Wherever the word "السلام" appears in a line, copy that line.

Exercise input.
---*---

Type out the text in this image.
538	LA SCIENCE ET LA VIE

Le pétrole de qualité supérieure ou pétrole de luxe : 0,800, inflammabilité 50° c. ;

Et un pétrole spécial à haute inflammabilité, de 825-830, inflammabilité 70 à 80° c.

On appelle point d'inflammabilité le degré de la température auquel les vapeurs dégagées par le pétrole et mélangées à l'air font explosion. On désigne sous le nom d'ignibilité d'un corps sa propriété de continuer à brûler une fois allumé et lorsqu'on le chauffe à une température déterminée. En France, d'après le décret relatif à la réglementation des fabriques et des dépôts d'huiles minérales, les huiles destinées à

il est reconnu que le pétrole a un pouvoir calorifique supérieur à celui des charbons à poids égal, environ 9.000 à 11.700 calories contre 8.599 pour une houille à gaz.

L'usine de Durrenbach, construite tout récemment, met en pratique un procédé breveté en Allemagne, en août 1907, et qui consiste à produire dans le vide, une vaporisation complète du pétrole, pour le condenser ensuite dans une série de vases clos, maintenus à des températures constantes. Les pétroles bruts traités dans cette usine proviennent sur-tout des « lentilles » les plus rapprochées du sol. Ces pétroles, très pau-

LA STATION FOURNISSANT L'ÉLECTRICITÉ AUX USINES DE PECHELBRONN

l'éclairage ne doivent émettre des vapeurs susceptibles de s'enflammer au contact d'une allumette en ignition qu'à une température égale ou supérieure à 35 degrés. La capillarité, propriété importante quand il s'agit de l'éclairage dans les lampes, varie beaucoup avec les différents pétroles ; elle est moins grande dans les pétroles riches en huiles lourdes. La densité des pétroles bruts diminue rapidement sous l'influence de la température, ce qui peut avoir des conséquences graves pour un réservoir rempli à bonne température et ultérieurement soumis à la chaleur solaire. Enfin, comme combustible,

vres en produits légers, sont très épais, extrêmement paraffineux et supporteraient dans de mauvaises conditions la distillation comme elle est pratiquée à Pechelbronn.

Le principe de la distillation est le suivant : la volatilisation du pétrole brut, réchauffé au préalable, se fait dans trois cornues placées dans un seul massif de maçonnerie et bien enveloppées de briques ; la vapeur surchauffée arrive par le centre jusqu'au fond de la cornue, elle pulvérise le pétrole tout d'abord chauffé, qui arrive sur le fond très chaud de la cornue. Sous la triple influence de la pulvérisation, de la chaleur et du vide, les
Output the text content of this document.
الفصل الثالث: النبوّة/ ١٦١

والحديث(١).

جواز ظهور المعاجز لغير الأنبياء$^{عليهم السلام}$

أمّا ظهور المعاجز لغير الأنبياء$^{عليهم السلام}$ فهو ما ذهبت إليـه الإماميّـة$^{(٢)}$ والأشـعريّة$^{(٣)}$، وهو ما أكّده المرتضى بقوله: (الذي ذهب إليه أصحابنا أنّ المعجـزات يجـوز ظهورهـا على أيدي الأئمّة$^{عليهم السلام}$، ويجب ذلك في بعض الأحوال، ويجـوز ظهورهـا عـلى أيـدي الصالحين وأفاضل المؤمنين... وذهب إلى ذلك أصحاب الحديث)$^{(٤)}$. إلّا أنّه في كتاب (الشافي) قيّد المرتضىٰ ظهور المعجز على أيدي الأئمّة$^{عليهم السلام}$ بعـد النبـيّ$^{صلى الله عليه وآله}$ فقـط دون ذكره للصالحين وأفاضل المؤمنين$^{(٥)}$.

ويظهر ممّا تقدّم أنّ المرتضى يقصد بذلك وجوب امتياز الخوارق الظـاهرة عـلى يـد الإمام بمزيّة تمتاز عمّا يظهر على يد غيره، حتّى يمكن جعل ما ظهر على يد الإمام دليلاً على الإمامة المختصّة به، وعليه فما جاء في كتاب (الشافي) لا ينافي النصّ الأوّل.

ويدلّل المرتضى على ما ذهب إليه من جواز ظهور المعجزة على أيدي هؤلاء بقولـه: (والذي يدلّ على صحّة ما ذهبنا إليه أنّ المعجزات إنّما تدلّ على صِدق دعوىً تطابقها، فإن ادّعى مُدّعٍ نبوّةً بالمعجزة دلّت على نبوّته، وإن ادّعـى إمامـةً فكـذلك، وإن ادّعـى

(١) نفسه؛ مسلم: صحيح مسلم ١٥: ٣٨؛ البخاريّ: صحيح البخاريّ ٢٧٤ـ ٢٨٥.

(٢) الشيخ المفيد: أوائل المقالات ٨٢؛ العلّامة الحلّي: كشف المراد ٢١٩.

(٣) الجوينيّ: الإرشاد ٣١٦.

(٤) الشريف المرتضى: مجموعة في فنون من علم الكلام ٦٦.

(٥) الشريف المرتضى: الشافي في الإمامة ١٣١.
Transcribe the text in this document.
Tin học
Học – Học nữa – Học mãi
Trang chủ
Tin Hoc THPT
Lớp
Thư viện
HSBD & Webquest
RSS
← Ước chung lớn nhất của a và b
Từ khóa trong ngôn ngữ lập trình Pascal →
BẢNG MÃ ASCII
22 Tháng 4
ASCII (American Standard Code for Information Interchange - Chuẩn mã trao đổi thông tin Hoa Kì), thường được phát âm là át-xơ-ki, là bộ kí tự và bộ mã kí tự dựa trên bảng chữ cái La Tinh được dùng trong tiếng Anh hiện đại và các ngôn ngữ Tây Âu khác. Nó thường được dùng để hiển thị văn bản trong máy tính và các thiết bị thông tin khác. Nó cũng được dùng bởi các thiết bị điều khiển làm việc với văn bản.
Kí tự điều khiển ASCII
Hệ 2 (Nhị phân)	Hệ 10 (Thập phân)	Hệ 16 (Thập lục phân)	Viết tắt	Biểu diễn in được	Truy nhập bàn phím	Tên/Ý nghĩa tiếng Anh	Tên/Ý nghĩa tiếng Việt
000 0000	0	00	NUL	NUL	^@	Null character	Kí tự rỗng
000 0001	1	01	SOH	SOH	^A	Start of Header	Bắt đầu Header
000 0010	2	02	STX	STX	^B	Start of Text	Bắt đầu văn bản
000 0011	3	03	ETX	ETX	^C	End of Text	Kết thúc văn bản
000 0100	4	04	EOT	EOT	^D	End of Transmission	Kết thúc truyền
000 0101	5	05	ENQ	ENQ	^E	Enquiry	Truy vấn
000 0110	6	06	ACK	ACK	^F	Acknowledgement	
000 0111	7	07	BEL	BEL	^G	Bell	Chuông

---*---

Final result.
جواز ظهور المعاجز لغير الأنبياء$^{عليهم السلام}$
أمّا ظهور المعاجز لغير الأنبياء$^{عليهم السلام}$ فهو ما ذهبت إليـه الإماميّـة$^{(٢)}$ والأشـعريّة$^{(٣)}$، وهو ما أكّده المرتضى بقوله: (الذي ذهب إليه أصحابنا أنّ المعجـزات يجـوز ظهورهـا على أيدي الأئمّة$^{عليهم السلام}$، ويجب ذلك في بعض الأحوال، ويجـوز ظهورهـا عـلى أيـدي الصالحين وأفاضل المؤمنين... وذهب إلى ذلك أصحاب الحديث)$^{(٤)}$. إلّا أنّه في كتاب (الشافي) قيّد المرتضىٰ ظهور المعجز على أيدي الأئمّة$^{عليهم السلام}$ بعـد النبـيّ$^{صلى الله عليه وآله}$ فقـط دون ذكره للصالحين وأفاضل المؤمنين$^{(٥)}$.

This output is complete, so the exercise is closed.